The request> Rewrite the lines from the start of the records up to and including the line with "895 809 915</box>", renaming "paragraph-line" to "text-line" and leaving everything else as it is.

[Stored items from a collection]
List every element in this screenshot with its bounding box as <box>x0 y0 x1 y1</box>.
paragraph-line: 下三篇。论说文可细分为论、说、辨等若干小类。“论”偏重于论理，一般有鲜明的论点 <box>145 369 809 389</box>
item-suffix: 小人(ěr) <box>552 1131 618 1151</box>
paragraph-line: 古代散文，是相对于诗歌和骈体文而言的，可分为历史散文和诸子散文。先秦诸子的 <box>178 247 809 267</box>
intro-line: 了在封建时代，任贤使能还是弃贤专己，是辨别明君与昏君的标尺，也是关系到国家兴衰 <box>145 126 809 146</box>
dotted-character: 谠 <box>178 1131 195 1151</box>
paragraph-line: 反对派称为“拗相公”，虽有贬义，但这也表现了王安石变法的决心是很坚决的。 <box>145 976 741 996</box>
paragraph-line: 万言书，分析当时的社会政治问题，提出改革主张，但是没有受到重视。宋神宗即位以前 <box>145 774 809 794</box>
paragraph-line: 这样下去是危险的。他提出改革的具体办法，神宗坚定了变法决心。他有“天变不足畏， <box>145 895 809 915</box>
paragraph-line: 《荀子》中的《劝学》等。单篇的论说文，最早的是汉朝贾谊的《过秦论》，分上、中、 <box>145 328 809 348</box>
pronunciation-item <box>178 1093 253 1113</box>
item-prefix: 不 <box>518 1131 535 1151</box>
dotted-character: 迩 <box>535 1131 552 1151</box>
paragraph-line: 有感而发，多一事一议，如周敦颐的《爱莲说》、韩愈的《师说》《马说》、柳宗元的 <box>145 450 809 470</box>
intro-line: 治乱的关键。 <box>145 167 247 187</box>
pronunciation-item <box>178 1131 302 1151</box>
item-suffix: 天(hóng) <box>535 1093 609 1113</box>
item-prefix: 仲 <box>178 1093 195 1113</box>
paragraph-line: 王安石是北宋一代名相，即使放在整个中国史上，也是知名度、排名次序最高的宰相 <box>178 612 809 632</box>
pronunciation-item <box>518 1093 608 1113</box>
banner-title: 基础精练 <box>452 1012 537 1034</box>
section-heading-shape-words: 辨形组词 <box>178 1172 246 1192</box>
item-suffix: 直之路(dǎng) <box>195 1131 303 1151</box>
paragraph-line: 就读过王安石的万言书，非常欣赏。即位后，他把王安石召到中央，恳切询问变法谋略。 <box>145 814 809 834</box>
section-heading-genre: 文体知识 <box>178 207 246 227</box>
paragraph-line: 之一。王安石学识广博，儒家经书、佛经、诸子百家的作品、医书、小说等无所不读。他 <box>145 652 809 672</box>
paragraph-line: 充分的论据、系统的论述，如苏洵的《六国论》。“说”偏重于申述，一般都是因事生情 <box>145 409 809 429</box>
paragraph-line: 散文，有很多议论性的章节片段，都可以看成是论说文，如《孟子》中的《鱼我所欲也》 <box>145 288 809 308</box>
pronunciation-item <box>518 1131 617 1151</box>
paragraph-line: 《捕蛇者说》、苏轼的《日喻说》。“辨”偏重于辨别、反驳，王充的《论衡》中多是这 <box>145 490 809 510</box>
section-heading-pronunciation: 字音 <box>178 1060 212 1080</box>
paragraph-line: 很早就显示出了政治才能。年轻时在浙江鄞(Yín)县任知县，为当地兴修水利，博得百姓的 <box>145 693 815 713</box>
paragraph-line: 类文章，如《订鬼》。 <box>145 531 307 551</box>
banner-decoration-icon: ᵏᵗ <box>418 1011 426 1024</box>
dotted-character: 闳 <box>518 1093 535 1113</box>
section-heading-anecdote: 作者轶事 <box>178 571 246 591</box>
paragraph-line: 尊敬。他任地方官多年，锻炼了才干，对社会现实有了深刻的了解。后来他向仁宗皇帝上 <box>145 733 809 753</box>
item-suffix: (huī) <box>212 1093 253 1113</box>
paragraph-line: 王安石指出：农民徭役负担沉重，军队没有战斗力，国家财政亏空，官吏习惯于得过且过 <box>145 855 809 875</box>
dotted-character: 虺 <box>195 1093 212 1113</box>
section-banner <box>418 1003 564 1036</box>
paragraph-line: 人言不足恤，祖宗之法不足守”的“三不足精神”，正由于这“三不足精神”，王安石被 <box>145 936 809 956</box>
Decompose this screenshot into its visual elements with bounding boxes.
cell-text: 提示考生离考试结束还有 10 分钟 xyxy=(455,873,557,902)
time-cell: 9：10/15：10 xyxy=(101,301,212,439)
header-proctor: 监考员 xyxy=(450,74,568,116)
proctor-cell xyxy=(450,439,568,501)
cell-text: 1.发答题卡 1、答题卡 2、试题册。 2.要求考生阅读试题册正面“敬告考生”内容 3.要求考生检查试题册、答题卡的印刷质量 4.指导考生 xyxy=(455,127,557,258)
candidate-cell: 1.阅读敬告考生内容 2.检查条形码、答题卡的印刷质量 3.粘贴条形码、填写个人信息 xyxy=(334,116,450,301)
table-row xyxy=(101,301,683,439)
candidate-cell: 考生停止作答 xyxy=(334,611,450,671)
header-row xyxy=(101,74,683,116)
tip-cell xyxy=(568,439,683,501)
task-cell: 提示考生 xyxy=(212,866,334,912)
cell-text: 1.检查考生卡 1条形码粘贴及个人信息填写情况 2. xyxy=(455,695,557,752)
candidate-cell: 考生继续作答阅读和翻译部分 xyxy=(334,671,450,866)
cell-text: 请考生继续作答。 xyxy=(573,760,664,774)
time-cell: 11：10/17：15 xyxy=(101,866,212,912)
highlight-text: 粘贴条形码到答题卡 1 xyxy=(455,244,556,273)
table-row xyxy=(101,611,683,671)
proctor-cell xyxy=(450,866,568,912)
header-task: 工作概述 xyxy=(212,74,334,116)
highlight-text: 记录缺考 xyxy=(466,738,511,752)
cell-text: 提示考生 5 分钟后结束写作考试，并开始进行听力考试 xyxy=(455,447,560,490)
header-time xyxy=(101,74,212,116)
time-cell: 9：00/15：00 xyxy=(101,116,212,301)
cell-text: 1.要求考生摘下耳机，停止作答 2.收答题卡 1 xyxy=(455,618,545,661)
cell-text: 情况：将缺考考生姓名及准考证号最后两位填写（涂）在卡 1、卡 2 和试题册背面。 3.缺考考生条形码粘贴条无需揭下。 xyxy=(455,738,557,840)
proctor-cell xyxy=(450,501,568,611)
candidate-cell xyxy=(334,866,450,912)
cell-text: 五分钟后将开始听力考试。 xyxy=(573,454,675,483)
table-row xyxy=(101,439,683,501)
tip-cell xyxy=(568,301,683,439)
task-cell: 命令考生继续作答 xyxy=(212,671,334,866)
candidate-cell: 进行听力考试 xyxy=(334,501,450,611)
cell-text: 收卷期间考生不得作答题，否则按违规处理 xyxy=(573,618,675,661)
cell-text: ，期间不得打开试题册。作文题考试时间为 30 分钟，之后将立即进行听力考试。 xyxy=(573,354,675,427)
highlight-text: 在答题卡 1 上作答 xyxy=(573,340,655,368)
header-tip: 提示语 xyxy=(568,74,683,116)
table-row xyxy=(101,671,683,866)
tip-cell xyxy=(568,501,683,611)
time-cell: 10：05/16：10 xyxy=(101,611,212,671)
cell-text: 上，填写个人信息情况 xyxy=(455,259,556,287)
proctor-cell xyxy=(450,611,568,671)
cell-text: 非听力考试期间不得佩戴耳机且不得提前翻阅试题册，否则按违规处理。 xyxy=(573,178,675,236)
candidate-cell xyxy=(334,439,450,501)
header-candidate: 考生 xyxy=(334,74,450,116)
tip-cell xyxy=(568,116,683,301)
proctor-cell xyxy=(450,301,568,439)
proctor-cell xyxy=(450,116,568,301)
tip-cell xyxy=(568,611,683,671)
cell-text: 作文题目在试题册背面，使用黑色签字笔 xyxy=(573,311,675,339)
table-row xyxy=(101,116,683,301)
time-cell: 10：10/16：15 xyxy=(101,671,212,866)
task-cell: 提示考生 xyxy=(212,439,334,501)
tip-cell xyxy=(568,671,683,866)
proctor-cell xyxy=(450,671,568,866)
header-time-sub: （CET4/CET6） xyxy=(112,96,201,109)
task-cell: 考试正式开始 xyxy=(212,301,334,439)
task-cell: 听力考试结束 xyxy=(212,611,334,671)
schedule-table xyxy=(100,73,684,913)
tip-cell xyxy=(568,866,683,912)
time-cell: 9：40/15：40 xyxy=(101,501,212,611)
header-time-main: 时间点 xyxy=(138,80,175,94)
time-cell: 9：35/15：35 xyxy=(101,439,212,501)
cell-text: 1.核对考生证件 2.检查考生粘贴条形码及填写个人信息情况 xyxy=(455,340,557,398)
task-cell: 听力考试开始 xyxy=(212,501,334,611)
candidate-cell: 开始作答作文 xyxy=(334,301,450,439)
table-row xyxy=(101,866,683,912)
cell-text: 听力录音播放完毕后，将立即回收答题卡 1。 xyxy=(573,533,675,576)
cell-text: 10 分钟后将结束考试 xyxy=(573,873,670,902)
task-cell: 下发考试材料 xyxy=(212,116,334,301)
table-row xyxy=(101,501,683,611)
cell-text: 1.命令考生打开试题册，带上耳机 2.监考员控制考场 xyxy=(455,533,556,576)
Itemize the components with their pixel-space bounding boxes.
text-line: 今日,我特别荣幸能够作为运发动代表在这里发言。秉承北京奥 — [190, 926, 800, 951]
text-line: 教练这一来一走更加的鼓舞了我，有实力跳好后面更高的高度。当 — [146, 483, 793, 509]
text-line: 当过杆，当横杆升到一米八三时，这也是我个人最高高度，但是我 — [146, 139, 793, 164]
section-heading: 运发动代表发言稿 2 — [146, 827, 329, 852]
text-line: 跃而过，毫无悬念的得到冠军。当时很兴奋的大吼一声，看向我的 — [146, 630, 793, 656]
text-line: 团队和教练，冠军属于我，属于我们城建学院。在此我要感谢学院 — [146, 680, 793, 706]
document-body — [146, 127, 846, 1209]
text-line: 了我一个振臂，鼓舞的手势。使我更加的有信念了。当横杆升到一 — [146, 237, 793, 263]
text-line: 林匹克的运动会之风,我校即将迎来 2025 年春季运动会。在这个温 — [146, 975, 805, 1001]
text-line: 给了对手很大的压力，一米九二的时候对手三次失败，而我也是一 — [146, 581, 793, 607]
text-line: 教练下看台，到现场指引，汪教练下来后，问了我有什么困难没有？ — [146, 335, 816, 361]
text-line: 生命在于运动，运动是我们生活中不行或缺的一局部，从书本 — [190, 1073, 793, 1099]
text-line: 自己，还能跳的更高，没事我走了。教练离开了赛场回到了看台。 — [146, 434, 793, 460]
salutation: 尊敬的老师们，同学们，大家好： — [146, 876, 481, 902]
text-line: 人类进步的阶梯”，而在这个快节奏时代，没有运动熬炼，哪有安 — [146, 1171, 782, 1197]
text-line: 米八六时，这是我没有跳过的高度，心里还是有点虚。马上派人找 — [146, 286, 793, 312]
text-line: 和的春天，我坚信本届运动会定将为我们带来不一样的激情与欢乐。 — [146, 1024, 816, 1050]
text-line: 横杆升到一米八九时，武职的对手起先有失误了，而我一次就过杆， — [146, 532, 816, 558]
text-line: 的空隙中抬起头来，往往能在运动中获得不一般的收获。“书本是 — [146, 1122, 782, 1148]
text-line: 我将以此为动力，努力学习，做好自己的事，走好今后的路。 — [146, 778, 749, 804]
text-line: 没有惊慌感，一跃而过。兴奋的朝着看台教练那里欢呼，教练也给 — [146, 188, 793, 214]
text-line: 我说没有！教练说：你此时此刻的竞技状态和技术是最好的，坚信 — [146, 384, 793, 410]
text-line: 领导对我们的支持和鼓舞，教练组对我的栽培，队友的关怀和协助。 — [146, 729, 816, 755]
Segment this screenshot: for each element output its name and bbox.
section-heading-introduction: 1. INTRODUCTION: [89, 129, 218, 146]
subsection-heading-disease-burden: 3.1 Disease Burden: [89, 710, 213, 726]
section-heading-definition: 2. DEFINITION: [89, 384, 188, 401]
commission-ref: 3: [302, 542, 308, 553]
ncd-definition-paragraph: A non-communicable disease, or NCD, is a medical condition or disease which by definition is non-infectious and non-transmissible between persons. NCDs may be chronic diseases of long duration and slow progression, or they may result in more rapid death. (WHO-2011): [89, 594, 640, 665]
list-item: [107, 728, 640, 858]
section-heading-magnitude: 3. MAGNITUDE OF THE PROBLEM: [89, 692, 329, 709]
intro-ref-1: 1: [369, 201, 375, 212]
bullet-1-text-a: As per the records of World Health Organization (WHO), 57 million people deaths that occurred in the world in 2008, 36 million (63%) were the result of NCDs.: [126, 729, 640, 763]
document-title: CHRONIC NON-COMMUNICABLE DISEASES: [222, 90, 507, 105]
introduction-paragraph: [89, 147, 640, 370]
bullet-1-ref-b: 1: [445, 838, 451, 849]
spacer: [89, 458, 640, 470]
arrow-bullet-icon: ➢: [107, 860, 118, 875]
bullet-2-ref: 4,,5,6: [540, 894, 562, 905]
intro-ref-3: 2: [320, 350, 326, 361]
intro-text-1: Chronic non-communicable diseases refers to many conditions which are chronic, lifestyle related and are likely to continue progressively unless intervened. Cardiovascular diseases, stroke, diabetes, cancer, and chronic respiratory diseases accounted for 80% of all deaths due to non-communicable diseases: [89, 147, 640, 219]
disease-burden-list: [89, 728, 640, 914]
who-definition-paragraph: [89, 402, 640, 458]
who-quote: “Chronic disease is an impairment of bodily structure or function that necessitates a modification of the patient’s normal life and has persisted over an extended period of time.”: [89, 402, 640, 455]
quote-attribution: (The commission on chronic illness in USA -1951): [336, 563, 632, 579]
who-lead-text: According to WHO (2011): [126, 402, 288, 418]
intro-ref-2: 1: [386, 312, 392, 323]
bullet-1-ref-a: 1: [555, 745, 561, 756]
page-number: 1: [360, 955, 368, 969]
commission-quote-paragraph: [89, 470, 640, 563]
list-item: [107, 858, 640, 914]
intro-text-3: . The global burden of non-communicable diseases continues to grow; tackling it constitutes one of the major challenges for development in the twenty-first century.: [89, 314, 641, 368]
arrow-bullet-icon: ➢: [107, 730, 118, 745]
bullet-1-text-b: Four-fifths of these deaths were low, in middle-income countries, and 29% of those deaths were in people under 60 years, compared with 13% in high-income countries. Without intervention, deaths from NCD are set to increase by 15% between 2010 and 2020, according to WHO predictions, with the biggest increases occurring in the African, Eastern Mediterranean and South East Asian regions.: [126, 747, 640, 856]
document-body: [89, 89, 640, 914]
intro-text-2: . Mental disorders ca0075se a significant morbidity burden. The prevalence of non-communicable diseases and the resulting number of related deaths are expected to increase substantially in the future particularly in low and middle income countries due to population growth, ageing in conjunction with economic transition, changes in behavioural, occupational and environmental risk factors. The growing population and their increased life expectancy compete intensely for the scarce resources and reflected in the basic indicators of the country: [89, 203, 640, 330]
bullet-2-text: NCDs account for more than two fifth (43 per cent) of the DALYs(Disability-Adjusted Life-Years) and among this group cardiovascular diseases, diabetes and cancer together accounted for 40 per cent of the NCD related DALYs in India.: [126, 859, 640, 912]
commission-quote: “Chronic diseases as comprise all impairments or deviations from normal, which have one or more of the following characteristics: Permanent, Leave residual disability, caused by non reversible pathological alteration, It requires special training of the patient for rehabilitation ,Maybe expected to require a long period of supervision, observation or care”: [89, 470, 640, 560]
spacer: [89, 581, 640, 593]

The solution>
List every element in this screenshot with its bounding box as <box>x0 y0 x1 y1</box>.
text-line: 下三篇。论说文可细分为论、说、辨等若干小类。“论”偏重于论理，一般有鲜明的论点 <box>145 369 809 389</box>
item-suffix: 小人(ěr) <box>552 1131 618 1151</box>
text-line: 古代散文，是相对于诗歌和骈体文而言的，可分为历史散文和诸子散文。先秦诸子的 <box>178 247 809 267</box>
intro-line: 了在封建时代，任贤使能还是弃贤专己，是辨别明君与昏君的标尺，也是关系到国家兴衰 <box>145 126 809 146</box>
dotted-character: 谠 <box>178 1131 195 1151</box>
text-line: 反对派称为“拗相公”，虽有贬义，但这也表现了王安石变法的决心是很坚决的。 <box>145 976 741 996</box>
text-line: 万言书，分析当时的社会政治问题，提出改革主张，但是没有受到重视。宋神宗即位以前 <box>145 774 809 794</box>
text-line: 这样下去是危险的。他提出改革的具体办法，神宗坚定了变法决心。他有“天变不足畏， <box>145 895 809 915</box>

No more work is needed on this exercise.